> WRITTEN EXERCISE: Scan the lines below for the word "necessary". Copy each line you find it in.

Dataset entries
== == ==

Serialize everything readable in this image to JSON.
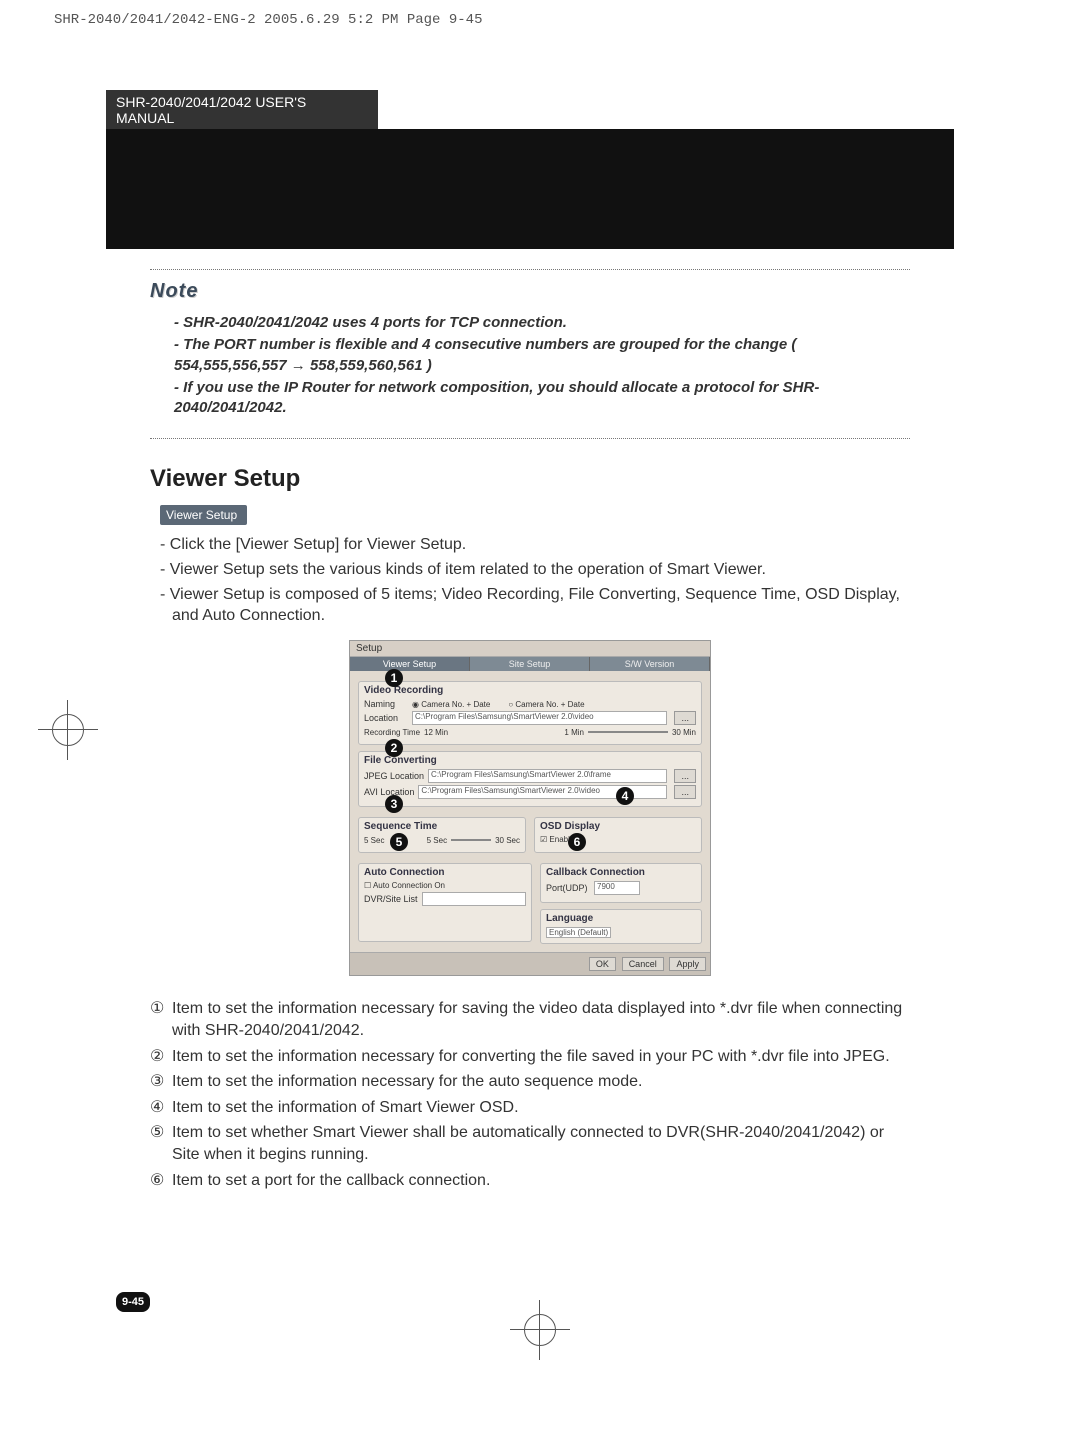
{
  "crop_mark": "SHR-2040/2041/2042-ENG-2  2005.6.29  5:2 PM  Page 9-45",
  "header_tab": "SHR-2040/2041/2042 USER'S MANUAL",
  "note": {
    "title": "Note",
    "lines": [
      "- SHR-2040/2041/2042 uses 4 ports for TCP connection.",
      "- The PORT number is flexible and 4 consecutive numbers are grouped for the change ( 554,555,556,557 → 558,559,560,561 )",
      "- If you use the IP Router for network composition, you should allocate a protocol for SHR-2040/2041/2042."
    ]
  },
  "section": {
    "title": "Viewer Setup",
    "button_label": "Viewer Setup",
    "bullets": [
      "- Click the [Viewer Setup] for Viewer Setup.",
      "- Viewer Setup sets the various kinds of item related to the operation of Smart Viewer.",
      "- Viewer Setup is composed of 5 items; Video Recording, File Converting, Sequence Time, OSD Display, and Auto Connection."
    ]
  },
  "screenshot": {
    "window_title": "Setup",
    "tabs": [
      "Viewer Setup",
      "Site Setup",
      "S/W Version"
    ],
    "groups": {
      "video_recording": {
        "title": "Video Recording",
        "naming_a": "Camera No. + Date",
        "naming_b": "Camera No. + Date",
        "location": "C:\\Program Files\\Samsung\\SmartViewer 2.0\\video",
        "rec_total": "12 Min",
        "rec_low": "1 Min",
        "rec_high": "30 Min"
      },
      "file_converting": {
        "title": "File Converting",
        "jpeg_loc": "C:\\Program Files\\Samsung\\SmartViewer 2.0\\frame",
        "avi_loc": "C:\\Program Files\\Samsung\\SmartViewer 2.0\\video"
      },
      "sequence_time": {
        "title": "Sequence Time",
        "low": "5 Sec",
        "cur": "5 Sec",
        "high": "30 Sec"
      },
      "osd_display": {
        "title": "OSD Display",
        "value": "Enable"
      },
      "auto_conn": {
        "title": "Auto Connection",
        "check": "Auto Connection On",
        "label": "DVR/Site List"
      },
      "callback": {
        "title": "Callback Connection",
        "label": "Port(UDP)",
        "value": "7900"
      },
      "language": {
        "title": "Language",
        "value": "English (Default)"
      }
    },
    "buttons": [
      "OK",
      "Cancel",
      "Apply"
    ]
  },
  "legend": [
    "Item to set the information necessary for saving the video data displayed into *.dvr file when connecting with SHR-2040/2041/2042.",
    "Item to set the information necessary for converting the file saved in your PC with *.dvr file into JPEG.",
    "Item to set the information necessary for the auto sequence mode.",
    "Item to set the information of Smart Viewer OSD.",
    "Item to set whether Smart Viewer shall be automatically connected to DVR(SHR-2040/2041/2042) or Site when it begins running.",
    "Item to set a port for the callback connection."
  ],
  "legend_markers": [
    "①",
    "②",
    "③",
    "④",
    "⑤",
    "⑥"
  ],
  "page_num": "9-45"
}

== == ==

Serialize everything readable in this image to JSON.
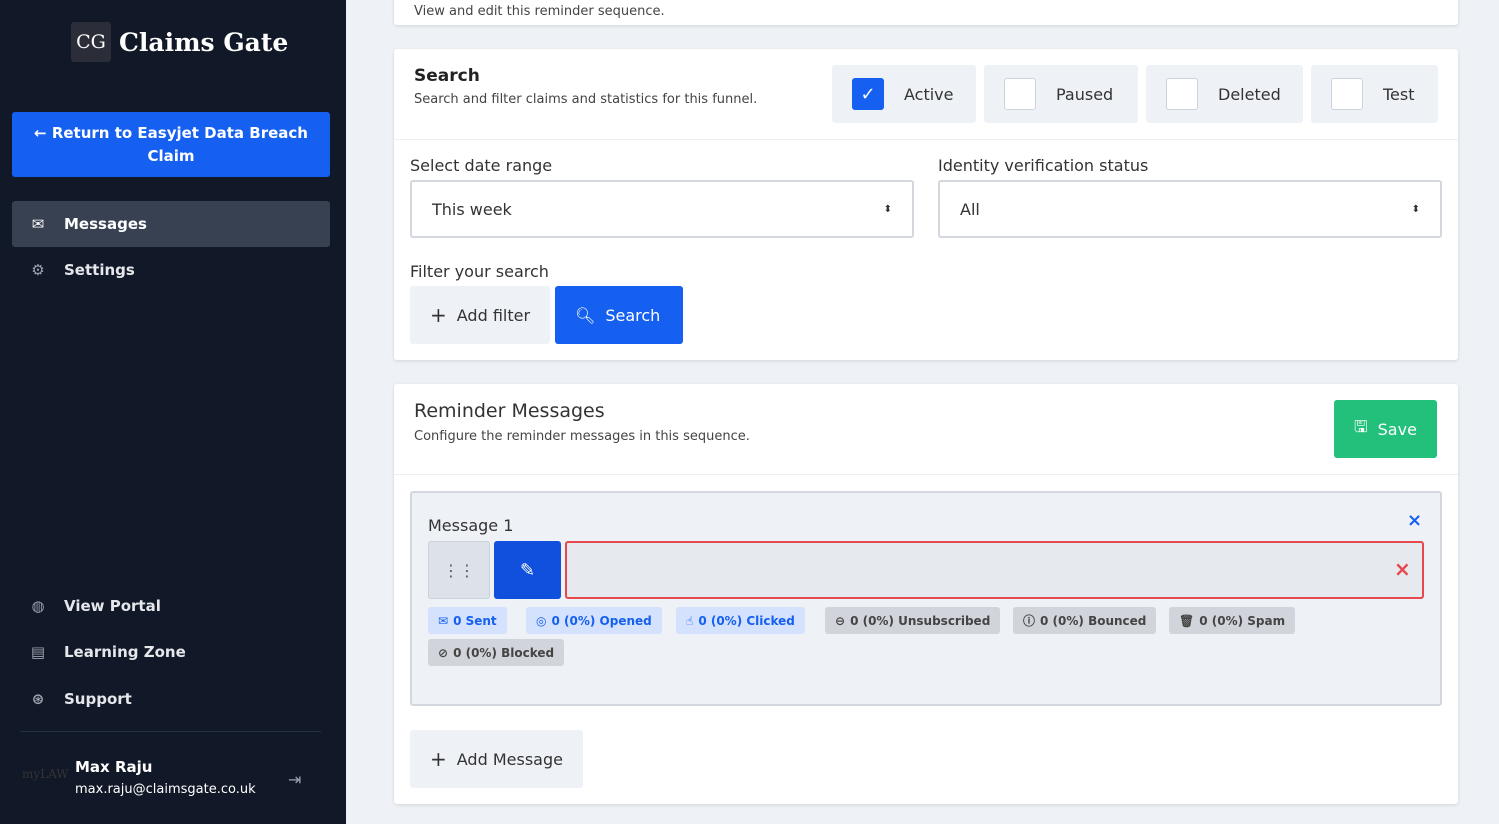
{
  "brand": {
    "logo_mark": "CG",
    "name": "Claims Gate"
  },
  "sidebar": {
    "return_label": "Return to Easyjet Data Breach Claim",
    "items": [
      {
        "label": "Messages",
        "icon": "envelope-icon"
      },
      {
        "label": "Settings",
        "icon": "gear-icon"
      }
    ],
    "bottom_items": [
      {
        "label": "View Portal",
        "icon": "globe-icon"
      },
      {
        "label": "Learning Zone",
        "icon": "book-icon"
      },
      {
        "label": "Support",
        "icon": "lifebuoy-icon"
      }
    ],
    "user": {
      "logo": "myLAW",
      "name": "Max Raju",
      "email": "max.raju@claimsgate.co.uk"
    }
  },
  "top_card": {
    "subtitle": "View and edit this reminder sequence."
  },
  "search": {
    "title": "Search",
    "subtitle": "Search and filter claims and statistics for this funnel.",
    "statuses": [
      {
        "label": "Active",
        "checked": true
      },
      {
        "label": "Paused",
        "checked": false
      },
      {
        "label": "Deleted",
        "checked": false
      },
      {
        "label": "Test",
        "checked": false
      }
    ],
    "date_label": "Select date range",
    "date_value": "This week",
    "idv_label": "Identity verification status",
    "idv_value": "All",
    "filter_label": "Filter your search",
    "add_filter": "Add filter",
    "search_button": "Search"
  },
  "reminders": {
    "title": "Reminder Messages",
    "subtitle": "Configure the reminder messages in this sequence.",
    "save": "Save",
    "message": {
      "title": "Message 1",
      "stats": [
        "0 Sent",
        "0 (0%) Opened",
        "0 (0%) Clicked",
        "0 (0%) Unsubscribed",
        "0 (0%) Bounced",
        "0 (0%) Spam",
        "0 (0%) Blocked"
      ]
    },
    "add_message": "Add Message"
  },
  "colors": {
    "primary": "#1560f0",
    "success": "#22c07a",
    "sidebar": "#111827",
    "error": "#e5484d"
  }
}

== == ==

> CORRECT RESULT:
    "Item to set the information necessary for saving the video data displayed into *.dvr file when connecting with SHR-2040/2041/2042.",
    "Item to set the information necessary for converting the file saved in your PC with *.dvr file into JPEG.",
    "Item to set the information necessary for the auto sequence mode.",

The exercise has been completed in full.